* **課題**:
まんがの力をめぐる引用文を、「企業マネジメントやマーケティングにも 「まんが」の持つスゴい力」を含む語句から始め、「手助けにすることが可能です。」の直後で終えて、一字も変えずに出力すること。

* **引用文**:
——————

企業マネジメントやマーケティングにも 「まんが」の持つスゴい力
企業マネジメントやマーケティングにも まんがの持つスゴい力
――
イメージの見える化や共有に役立つ「イラスト思考」ですが、これはマネジメント層が会社の成長やビジョンを見せるときにも大いに役立つのではないかと思います。
松田:
それは大いにあるでしょう。ただ、イラストだけで全てを伝えることは難しいので、ストーリー形式にして、経営者が理念と長期的な戦略を伝える際の手助けにすることが可能です。
――
つまり、「まんが」化するわけですね。
松田:
まんがという表現方法は、ほとんどの世代が慣れ親しんできました。その意味では現代に適した伝え方なのかもしれません。
――
ちなみに、まんがをマネジメントに取り入れている会社はあるんですか?
松田:
マーケティングの分野がメインになりますが、会社の歴史をまんが化して事業案内に掲載している会社はあります。「マンガマーケティング」というのですが。まんがが持つビジュアルの力と、ストーリーが持つ人に伝えたり、巻き込んだりする力は大きいと思いますね。
この「イラスト思考」には応用編があるのですが、それは「ストーリーの作り方」のメソッドです。
――
それはどんなメソッドなのでしょうか…?
松田:
人の気持ちを動かすストーリーには法則があります。伝えたいテーマ、キャラクター、そしてストーリーという3つの要素が揃ってはじめて1つの作品になるのですが、さらにその中のキャラクターには4つの役割があります。
その4つの役割をマトリクスに示したときに、左下は主人公がきます。この人が目的や夢を持って行動するところからストーリーは始まります。
右下にくるのは仲間です。悩みを抱える主人公を横から支えるキャラクターですね。
左上にはメンター、つまりは師匠です。このキャラクターは主人公を次のステージに導いてくれる存在です。

——————

* **抽出した情報**:
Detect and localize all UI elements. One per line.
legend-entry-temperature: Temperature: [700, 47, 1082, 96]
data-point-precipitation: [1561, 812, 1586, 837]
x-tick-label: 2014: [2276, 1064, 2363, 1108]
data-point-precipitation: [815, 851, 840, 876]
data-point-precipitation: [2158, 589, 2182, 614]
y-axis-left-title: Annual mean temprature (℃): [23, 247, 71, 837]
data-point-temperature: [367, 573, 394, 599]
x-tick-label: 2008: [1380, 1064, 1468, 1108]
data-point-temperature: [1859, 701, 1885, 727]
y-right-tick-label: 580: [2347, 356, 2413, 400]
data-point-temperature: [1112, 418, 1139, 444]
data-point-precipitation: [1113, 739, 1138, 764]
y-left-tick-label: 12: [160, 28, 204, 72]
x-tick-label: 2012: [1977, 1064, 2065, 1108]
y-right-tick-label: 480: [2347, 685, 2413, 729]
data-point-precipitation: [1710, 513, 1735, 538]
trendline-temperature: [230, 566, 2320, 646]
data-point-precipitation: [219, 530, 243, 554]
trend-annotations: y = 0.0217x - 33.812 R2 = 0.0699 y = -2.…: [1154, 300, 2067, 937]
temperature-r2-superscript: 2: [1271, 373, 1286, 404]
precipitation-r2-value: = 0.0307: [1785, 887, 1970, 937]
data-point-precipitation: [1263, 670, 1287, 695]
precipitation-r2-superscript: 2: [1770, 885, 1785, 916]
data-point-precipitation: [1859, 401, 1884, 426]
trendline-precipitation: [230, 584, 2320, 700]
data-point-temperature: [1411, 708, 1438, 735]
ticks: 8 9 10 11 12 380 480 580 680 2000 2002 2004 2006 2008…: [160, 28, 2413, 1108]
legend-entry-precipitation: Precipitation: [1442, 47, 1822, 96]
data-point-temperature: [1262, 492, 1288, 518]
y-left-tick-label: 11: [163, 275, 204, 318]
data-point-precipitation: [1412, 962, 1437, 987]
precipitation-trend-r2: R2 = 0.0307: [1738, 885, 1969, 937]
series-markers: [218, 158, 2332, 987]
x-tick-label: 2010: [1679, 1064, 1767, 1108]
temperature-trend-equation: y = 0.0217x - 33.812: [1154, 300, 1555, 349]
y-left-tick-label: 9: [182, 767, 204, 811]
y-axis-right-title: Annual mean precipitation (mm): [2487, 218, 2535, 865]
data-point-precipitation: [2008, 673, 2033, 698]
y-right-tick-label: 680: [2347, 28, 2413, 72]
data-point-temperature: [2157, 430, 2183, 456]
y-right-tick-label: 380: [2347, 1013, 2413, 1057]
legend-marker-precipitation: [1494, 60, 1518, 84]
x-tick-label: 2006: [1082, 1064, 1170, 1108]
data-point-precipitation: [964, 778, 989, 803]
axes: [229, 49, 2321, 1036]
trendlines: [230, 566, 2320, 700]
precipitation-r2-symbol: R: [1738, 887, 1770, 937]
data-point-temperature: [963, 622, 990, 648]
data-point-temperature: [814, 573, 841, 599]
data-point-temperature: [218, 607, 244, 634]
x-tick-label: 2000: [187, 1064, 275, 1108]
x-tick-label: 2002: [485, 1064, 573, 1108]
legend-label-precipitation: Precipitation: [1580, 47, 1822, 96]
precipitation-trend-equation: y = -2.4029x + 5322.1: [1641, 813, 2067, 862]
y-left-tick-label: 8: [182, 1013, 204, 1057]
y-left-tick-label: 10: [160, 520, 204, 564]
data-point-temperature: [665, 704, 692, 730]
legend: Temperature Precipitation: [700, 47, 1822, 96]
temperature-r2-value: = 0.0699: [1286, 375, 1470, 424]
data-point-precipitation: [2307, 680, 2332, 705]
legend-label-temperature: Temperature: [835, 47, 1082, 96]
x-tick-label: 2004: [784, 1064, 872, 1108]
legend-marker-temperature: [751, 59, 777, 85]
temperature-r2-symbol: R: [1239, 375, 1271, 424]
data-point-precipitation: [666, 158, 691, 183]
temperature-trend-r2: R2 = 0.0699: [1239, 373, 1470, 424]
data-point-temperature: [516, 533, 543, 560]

——————

* **解答全文**:
企業マネジメントやマーケティングにも 「まんが」の持つスゴい力
企業マネジメントやマーケティングにも まんがの持つスゴい力
――
イメージの見える化や共有に役立つ「イラスト思考」ですが、これはマネジメント層が会社の成長やビジョンを見せるときにも大いに役立つのではないかと思います。
松田:
それは大いにあるでしょう。ただ、イラストだけで全てを伝えることは難しいので、ストーリー形式にして、経営者が理念と長期的な戦略を伝える際の手助けにすることが可能です。